## start Data supplied
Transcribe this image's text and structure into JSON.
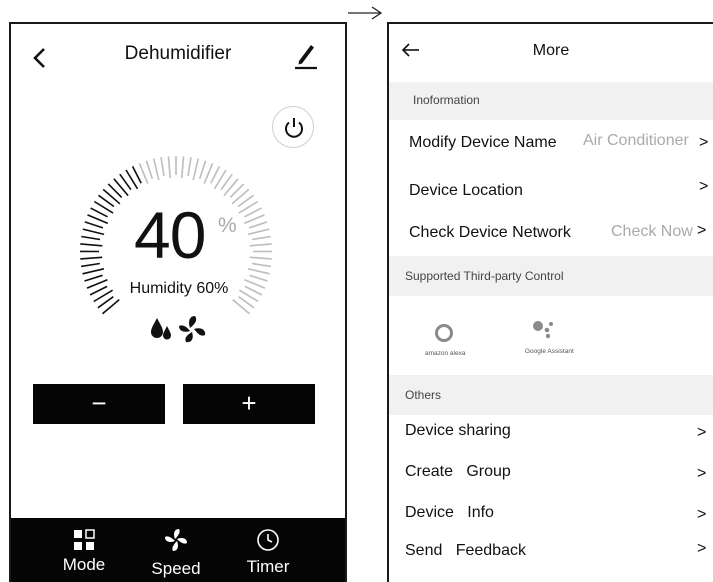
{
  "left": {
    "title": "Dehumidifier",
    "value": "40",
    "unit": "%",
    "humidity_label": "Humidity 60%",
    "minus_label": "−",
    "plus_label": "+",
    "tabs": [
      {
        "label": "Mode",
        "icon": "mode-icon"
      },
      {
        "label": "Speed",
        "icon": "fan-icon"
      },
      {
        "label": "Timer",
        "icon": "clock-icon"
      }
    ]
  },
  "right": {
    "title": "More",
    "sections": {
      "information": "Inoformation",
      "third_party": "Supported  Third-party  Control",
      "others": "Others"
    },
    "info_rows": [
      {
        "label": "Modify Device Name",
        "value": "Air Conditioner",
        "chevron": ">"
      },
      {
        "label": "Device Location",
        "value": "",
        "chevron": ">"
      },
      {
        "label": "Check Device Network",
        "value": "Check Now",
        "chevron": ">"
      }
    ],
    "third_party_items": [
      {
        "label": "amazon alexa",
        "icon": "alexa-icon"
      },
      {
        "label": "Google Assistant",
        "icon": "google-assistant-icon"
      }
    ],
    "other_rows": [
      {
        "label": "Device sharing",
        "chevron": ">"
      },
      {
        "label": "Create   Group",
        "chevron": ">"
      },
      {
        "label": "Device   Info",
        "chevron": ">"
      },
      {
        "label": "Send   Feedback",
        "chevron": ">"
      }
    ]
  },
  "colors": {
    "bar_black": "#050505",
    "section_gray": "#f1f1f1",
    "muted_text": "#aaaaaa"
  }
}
## end Data supplied
**Instruction**
Examine the data above and state how many of its lines contain the word "Check", with no further remarks.

**Correct response**
2